TASK REQUIREMENTS
Copy out the data below as written; omit any images.

ENTRIES
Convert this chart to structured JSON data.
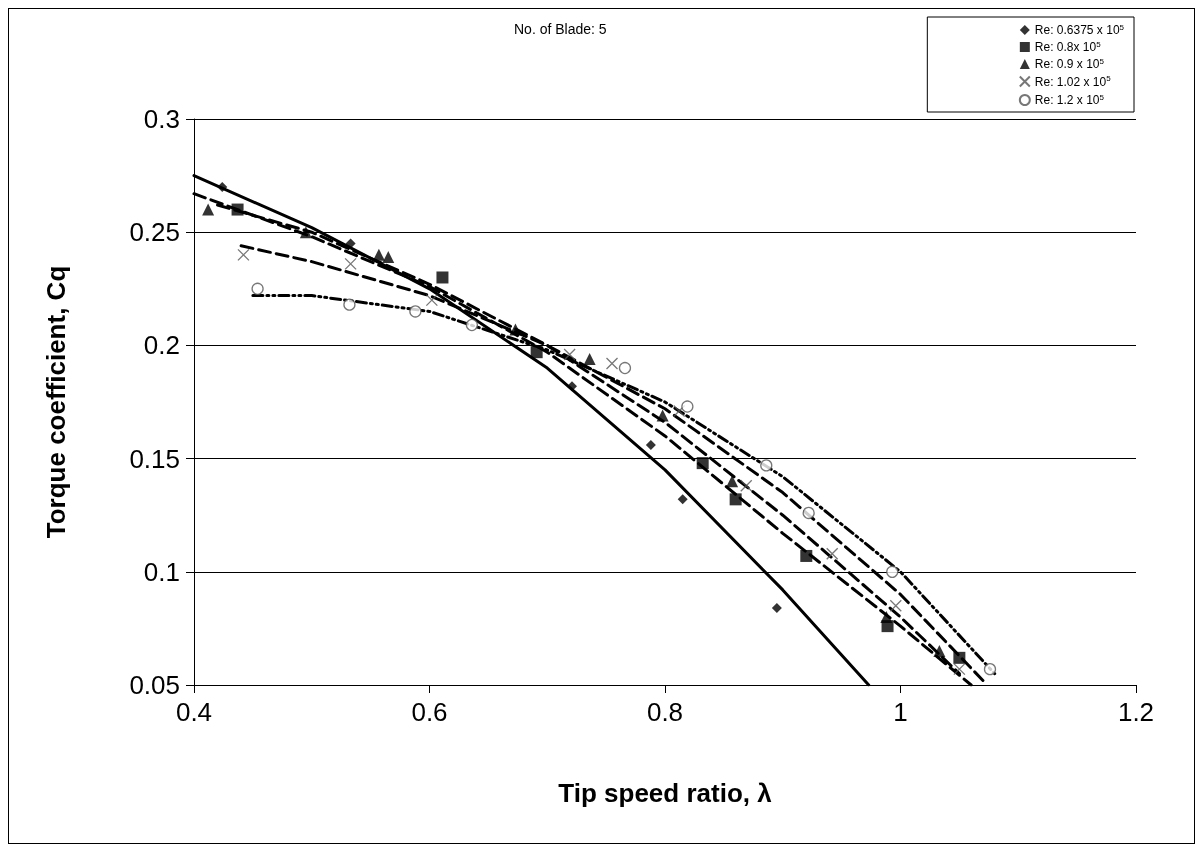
{
  "chart_data": {
    "type": "scatter",
    "title": "No. of Blade: 5",
    "xlabel": "Tip speed ratio, λ",
    "ylabel": "Torque coefficient, Cq",
    "xlim": [
      0.4,
      1.2
    ],
    "xticks": [
      0.4,
      0.6,
      0.8,
      {
        "value": 1,
        "label": "1"
      },
      1.2
    ],
    "ylim": [
      0.05,
      0.3
    ],
    "yticks": [
      0.05,
      0.1,
      0.15,
      0.2,
      0.25,
      0.3
    ],
    "grid": "y",
    "legend": "top right",
    "series": [
      {
        "name": "Re: 0.6375 x 10$^{5}$",
        "color": "#000000",
        "marker": "diamond",
        "x": [
          0.424,
          0.533,
          0.721,
          0.788,
          0.815,
          0.895
        ],
        "values": [
          0.27,
          0.245,
          0.182,
          0.156,
          0.132,
          0.084
        ]
      },
      {
        "name": "Re: 0.8x 10$^{5}$",
        "color": "#000000",
        "marker": "square",
        "x": [
          0.437,
          0.611,
          0.691,
          0.832,
          0.86,
          0.92,
          0.989,
          1.05
        ],
        "values": [
          0.26,
          0.23,
          0.197,
          0.148,
          0.132,
          0.107,
          0.076,
          0.062
        ]
      },
      {
        "name": "Re: 0.9 x 10$^{5}$",
        "color": "#000000",
        "marker": "triangle",
        "x": [
          0.412,
          0.495,
          0.557,
          0.565,
          0.673,
          0.736,
          0.798,
          0.857,
          0.988,
          1.033
        ],
        "values": [
          0.26,
          0.25,
          0.24,
          0.239,
          0.207,
          0.194,
          0.169,
          0.14,
          0.08,
          0.065
        ]
      },
      {
        "name": "Re: 1.02 x 10$^{5}$",
        "color": "#555555",
        "marker": "cross",
        "x": [
          0.442,
          0.533,
          0.602,
          0.719,
          0.755,
          0.812,
          0.869,
          0.942,
          0.996,
          1.05
        ],
        "values": [
          0.24,
          0.236,
          0.22,
          0.196,
          0.192,
          0.171,
          0.138,
          0.108,
          0.085,
          0.057
        ]
      },
      {
        "name": "Re: 1.2 x 10$^{5}$",
        "color": "#555555",
        "marker": "circle",
        "x": [
          0.454,
          0.532,
          0.588,
          0.636,
          0.766,
          0.819,
          0.886,
          0.922,
          0.993,
          1.076
        ],
        "values": [
          0.225,
          0.218,
          0.215,
          0.209,
          0.19,
          0.173,
          0.147,
          0.126,
          0.1,
          0.057
        ]
      },
      {
        "type": "line",
        "color": "#000000",
        "marker": "none",
        "line_style": "solid",
        "x": [
          0.4,
          0.5,
          0.6,
          0.7,
          0.8,
          0.9,
          0.973
        ],
        "values": [
          0.275,
          0.252,
          0.225,
          0.19,
          0.145,
          0.092,
          0.05
        ]
      },
      {
        "type": "line",
        "color": "#000000",
        "marker": "none",
        "line_style": "dashed",
        "x": [
          0.4,
          0.5,
          0.6,
          0.7,
          0.8,
          0.9,
          1.0,
          1.06
        ],
        "values": [
          0.267,
          0.248,
          0.226,
          0.197,
          0.16,
          0.117,
          0.076,
          0.05
        ]
      },
      {
        "type": "line",
        "color": "#000000",
        "marker": "none",
        "line_style": "dashed",
        "x": [
          0.42,
          0.5,
          0.6,
          0.7,
          0.8,
          0.9,
          1.0,
          1.05
        ],
        "values": [
          0.262,
          0.25,
          0.227,
          0.2,
          0.166,
          0.125,
          0.08,
          0.055
        ]
      },
      {
        "type": "line",
        "color": "#000000",
        "marker": "none",
        "line_style": "dashed",
        "x": [
          0.44,
          0.5,
          0.6,
          0.7,
          0.8,
          0.9,
          1.0,
          1.07
        ],
        "values": [
          0.244,
          0.237,
          0.222,
          0.2,
          0.172,
          0.135,
          0.09,
          0.052
        ]
      },
      {
        "type": "line",
        "color": "#000000",
        "marker": "none",
        "line_style": "dotted",
        "x": [
          0.45,
          0.5,
          0.6,
          0.7,
          0.8,
          0.9,
          1.0,
          1.08
        ],
        "values": [
          0.222,
          0.222,
          0.215,
          0.198,
          0.175,
          0.142,
          0.1,
          0.055
        ]
      }
    ]
  }
}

CORRECT ANSWER
Convert this chart to structured JSON data.
{
  "chart_data": {
    "type": "scatter",
    "title": "No. of Blade: 5",
    "xlabel": "Tip speed ratio, λ",
    "ylabel": "Torque coefficient, Cq",
    "xlim": [
      0.4,
      1.2
    ],
    "xticks": [
      0.4,
      0.6,
      0.8,
      {
        "value": 1,
        "label": "1"
      },
      1.2
    ],
    "ylim": [
      0.05,
      0.3
    ],
    "yticks": [
      0.05,
      0.1,
      0.15,
      0.2,
      0.25,
      0.3
    ],
    "grid": "y",
    "legend": "top right",
    "series": [
      {
        "name": "Re: 0.6375 x 10$^{5}$",
        "color": "#000000",
        "marker": "diamond",
        "x": [
          0.424,
          0.533,
          0.721,
          0.788,
          0.815,
          0.895
        ],
        "values": [
          0.27,
          0.245,
          0.182,
          0.156,
          0.132,
          0.084
        ]
      },
      {
        "name": "Re: 0.8x 10$^{5}$",
        "color": "#000000",
        "marker": "square",
        "x": [
          0.437,
          0.611,
          0.691,
          0.832,
          0.86,
          0.92,
          0.989,
          1.05
        ],
        "values": [
          0.26,
          0.23,
          0.197,
          0.148,
          0.132,
          0.107,
          0.076,
          0.062
        ]
      },
      {
        "name": "Re: 0.9 x 10$^{5}$",
        "color": "#000000",
        "marker": "triangle",
        "x": [
          0.412,
          0.495,
          0.557,
          0.565,
          0.673,
          0.736,
          0.798,
          0.857,
          0.988,
          1.033
        ],
        "values": [
          0.26,
          0.25,
          0.24,
          0.239,
          0.207,
          0.194,
          0.169,
          0.14,
          0.08,
          0.065
        ]
      },
      {
        "name": "Re: 1.02 x 10$^{5}$",
        "color": "#555555",
        "marker": "cross",
        "x": [
          0.442,
          0.533,
          0.602,
          0.719,
          0.755,
          0.812,
          0.869,
          0.942,
          0.996,
          1.05
        ],
        "values": [
          0.24,
          0.236,
          0.22,
          0.196,
          0.192,
          0.171,
          0.138,
          0.108,
          0.085,
          0.057
        ]
      },
      {
        "name": "Re: 1.2 x 10$^{5}$",
        "color": "#555555",
        "marker": "circle",
        "x": [
          0.454,
          0.532,
          0.588,
          0.636,
          0.766,
          0.819,
          0.886,
          0.922,
          0.993,
          1.076
        ],
        "values": [
          0.225,
          0.218,
          0.215,
          0.209,
          0.19,
          0.173,
          0.147,
          0.126,
          0.1,
          0.057
        ]
      },
      {
        "type": "line",
        "color": "#000000",
        "marker": "none",
        "line_style": "solid",
        "x": [
          0.4,
          0.5,
          0.6,
          0.7,
          0.8,
          0.9,
          0.973
        ],
        "values": [
          0.275,
          0.252,
          0.225,
          0.19,
          0.145,
          0.092,
          0.05
        ]
      },
      {
        "type": "line",
        "color": "#000000",
        "marker": "none",
        "line_style": "dashed",
        "x": [
          0.4,
          0.5,
          0.6,
          0.7,
          0.8,
          0.9,
          1.0,
          1.06
        ],
        "values": [
          0.267,
          0.248,
          0.226,
          0.197,
          0.16,
          0.117,
          0.076,
          0.05
        ]
      },
      {
        "type": "line",
        "color": "#000000",
        "marker": "none",
        "line_style": "dashed",
        "x": [
          0.42,
          0.5,
          0.6,
          0.7,
          0.8,
          0.9,
          1.0,
          1.05
        ],
        "values": [
          0.262,
          0.25,
          0.227,
          0.2,
          0.166,
          0.125,
          0.08,
          0.055
        ]
      },
      {
        "type": "line",
        "color": "#000000",
        "marker": "none",
        "line_style": "dashed",
        "x": [
          0.44,
          0.5,
          0.6,
          0.7,
          0.8,
          0.9,
          1.0,
          1.07
        ],
        "values": [
          0.244,
          0.237,
          0.222,
          0.2,
          0.172,
          0.135,
          0.09,
          0.052
        ]
      },
      {
        "type": "line",
        "color": "#000000",
        "marker": "none",
        "line_style": "dotted",
        "x": [
          0.45,
          0.5,
          0.6,
          0.7,
          0.8,
          0.9,
          1.0,
          1.08
        ],
        "values": [
          0.222,
          0.222,
          0.215,
          0.198,
          0.175,
          0.142,
          0.1,
          0.055
        ]
      }
    ]
  }
}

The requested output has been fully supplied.